Transcribe every record that appears below, exactly and in full.
[Begin Entries]
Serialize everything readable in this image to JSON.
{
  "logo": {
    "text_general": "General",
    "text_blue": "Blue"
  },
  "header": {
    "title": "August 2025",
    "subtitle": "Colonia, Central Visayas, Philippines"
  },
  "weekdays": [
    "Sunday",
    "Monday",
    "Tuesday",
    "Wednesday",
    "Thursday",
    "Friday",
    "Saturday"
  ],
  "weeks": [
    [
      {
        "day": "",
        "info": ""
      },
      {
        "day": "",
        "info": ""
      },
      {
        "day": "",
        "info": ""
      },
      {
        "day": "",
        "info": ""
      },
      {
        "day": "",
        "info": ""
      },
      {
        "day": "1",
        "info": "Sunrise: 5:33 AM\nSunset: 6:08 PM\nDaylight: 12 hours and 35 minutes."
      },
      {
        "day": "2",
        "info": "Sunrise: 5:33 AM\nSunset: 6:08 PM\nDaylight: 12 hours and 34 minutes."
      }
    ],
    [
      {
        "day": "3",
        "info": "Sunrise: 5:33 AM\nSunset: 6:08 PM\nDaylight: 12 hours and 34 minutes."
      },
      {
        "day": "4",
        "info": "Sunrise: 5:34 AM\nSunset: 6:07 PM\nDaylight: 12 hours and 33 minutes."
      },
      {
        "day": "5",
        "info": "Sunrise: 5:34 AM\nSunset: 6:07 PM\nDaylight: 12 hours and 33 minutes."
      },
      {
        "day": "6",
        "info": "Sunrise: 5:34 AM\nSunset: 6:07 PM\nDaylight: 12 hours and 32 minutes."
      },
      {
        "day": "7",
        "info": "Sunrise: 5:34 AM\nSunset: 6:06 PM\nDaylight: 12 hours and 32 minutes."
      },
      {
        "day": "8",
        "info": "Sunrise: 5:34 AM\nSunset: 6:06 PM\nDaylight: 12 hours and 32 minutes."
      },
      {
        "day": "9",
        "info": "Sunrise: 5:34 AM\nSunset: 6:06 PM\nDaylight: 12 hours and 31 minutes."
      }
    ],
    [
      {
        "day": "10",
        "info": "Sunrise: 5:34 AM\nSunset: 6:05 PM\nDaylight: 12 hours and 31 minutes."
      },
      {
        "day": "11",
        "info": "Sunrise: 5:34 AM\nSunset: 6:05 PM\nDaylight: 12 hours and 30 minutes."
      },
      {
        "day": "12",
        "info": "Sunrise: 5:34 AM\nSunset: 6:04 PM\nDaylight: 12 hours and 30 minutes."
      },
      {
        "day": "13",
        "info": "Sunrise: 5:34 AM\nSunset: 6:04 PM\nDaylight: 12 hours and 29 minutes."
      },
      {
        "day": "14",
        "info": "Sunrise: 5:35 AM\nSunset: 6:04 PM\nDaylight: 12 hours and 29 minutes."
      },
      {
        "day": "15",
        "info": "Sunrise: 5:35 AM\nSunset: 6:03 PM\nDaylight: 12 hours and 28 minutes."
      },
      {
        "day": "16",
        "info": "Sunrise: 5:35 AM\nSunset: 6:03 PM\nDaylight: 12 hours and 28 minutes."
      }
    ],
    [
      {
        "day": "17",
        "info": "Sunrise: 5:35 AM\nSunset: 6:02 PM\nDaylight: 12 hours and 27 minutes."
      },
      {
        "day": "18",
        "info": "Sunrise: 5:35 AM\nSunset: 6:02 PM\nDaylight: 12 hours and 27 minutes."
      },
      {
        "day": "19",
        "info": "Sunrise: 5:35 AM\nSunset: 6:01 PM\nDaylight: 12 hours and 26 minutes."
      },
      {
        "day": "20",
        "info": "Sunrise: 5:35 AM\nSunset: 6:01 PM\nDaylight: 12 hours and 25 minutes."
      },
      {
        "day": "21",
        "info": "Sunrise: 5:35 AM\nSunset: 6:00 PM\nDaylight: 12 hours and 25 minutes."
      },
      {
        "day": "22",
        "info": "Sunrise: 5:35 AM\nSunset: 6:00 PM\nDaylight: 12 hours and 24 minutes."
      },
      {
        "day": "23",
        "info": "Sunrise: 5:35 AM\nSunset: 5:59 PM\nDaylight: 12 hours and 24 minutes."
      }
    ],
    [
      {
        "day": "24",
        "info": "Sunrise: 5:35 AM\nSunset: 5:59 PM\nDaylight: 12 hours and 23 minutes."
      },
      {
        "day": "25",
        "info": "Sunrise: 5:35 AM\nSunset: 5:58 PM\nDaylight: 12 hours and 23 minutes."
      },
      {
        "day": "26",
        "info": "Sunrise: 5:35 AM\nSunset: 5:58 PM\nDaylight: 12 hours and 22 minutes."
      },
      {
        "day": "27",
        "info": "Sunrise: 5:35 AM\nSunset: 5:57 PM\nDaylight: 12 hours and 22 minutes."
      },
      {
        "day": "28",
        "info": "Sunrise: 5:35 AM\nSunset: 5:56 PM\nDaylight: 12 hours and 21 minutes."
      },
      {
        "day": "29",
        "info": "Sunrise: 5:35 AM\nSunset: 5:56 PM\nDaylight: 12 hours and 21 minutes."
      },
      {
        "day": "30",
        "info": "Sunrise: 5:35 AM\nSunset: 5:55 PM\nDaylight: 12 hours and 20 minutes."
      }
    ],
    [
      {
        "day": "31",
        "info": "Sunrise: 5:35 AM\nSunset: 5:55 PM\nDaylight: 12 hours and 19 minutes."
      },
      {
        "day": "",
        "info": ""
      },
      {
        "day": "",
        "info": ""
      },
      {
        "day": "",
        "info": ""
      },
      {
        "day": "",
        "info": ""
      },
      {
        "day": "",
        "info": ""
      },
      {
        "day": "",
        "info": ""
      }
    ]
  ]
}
[End Entries]
Exercise response:
Serialize everything readable in this image to JSON.
{
  "logo": {
    "text_general": "General",
    "text_blue": "Blue"
  },
  "header": {
    "title": "August 2025",
    "subtitle": "Colonia, Central Visayas, Philippines"
  },
  "weekdays": [
    "Sunday",
    "Monday",
    "Tuesday",
    "Wednesday",
    "Thursday",
    "Friday",
    "Saturday"
  ],
  "weeks": [
    [
      {
        "day": "",
        "info": ""
      },
      {
        "day": "",
        "info": ""
      },
      {
        "day": "",
        "info": ""
      },
      {
        "day": "",
        "info": ""
      },
      {
        "day": "",
        "info": ""
      },
      {
        "day": "1",
        "info": "Sunrise: 5:33 AM\nSunset: 6:08 PM\nDaylight: 12 hours and 35 minutes."
      },
      {
        "day": "2",
        "info": "Sunrise: 5:33 AM\nSunset: 6:08 PM\nDaylight: 12 hours and 34 minutes."
      }
    ],
    [
      {
        "day": "3",
        "info": "Sunrise: 5:33 AM\nSunset: 6:08 PM\nDaylight: 12 hours and 34 minutes."
      },
      {
        "day": "4",
        "info": "Sunrise: 5:34 AM\nSunset: 6:07 PM\nDaylight: 12 hours and 33 minutes."
      },
      {
        "day": "5",
        "info": "Sunrise: 5:34 AM\nSunset: 6:07 PM\nDaylight: 12 hours and 33 minutes."
      },
      {
        "day": "6",
        "info": "Sunrise: 5:34 AM\nSunset: 6:07 PM\nDaylight: 12 hours and 32 minutes."
      },
      {
        "day": "7",
        "info": "Sunrise: 5:34 AM\nSunset: 6:06 PM\nDaylight: 12 hours and 32 minutes."
      },
      {
        "day": "8",
        "info": "Sunrise: 5:34 AM\nSunset: 6:06 PM\nDaylight: 12 hours and 32 minutes."
      },
      {
        "day": "9",
        "info": "Sunrise: 5:34 AM\nSunset: 6:06 PM\nDaylight: 12 hours and 31 minutes."
      }
    ],
    [
      {
        "day": "10",
        "info": "Sunrise: 5:34 AM\nSunset: 6:05 PM\nDaylight: 12 hours and 31 minutes."
      },
      {
        "day": "11",
        "info": "Sunrise: 5:34 AM\nSunset: 6:05 PM\nDaylight: 12 hours and 30 minutes."
      },
      {
        "day": "12",
        "info": "Sunrise: 5:34 AM\nSunset: 6:04 PM\nDaylight: 12 hours and 30 minutes."
      },
      {
        "day": "13",
        "info": "Sunrise: 5:34 AM\nSunset: 6:04 PM\nDaylight: 12 hours and 29 minutes."
      },
      {
        "day": "14",
        "info": "Sunrise: 5:35 AM\nSunset: 6:04 PM\nDaylight: 12 hours and 29 minutes."
      },
      {
        "day": "15",
        "info": "Sunrise: 5:35 AM\nSunset: 6:03 PM\nDaylight: 12 hours and 28 minutes."
      },
      {
        "day": "16",
        "info": "Sunrise: 5:35 AM\nSunset: 6:03 PM\nDaylight: 12 hours and 28 minutes."
      }
    ],
    [
      {
        "day": "17",
        "info": "Sunrise: 5:35 AM\nSunset: 6:02 PM\nDaylight: 12 hours and 27 minutes."
      },
      {
        "day": "18",
        "info": "Sunrise: 5:35 AM\nSunset: 6:02 PM\nDaylight: 12 hours and 27 minutes."
      },
      {
        "day": "19",
        "info": "Sunrise: 5:35 AM\nSunset: 6:01 PM\nDaylight: 12 hours and 26 minutes."
      },
      {
        "day": "20",
        "info": "Sunrise: 5:35 AM\nSunset: 6:01 PM\nDaylight: 12 hours and 25 minutes."
      },
      {
        "day": "21",
        "info": "Sunrise: 5:35 AM\nSunset: 6:00 PM\nDaylight: 12 hours and 25 minutes."
      },
      {
        "day": "22",
        "info": "Sunrise: 5:35 AM\nSunset: 6:00 PM\nDaylight: 12 hours and 24 minutes."
      },
      {
        "day": "23",
        "info": "Sunrise: 5:35 AM\nSunset: 5:59 PM\nDaylight: 12 hours and 24 minutes."
      }
    ],
    [
      {
        "day": "24",
        "info": "Sunrise: 5:35 AM\nSunset: 5:59 PM\nDaylight: 12 hours and 23 minutes."
      },
      {
        "day": "25",
        "info": "Sunrise: 5:35 AM\nSunset: 5:58 PM\nDaylight: 12 hours and 23 minutes."
      },
      {
        "day": "26",
        "info": "Sunrise: 5:35 AM\nSunset: 5:58 PM\nDaylight: 12 hours and 22 minutes."
      },
      {
        "day": "27",
        "info": "Sunrise: 5:35 AM\nSunset: 5:57 PM\nDaylight: 12 hours and 22 minutes."
      },
      {
        "day": "28",
        "info": "Sunrise: 5:35 AM\nSunset: 5:56 PM\nDaylight: 12 hours and 21 minutes."
      },
      {
        "day": "29",
        "info": "Sunrise: 5:35 AM\nSunset: 5:56 PM\nDaylight: 12 hours and 21 minutes."
      },
      {
        "day": "30",
        "info": "Sunrise: 5:35 AM\nSunset: 5:55 PM\nDaylight: 12 hours and 20 minutes."
      }
    ],
    [
      {
        "day": "31",
        "info": "Sunrise: 5:35 AM\nSunset: 5:55 PM\nDaylight: 12 hours and 19 minutes."
      },
      {
        "day": "",
        "info": ""
      },
      {
        "day": "",
        "info": ""
      },
      {
        "day": "",
        "info": ""
      },
      {
        "day": "",
        "info": ""
      },
      {
        "day": "",
        "info": ""
      },
      {
        "day": "",
        "info": ""
      }
    ]
  ]
}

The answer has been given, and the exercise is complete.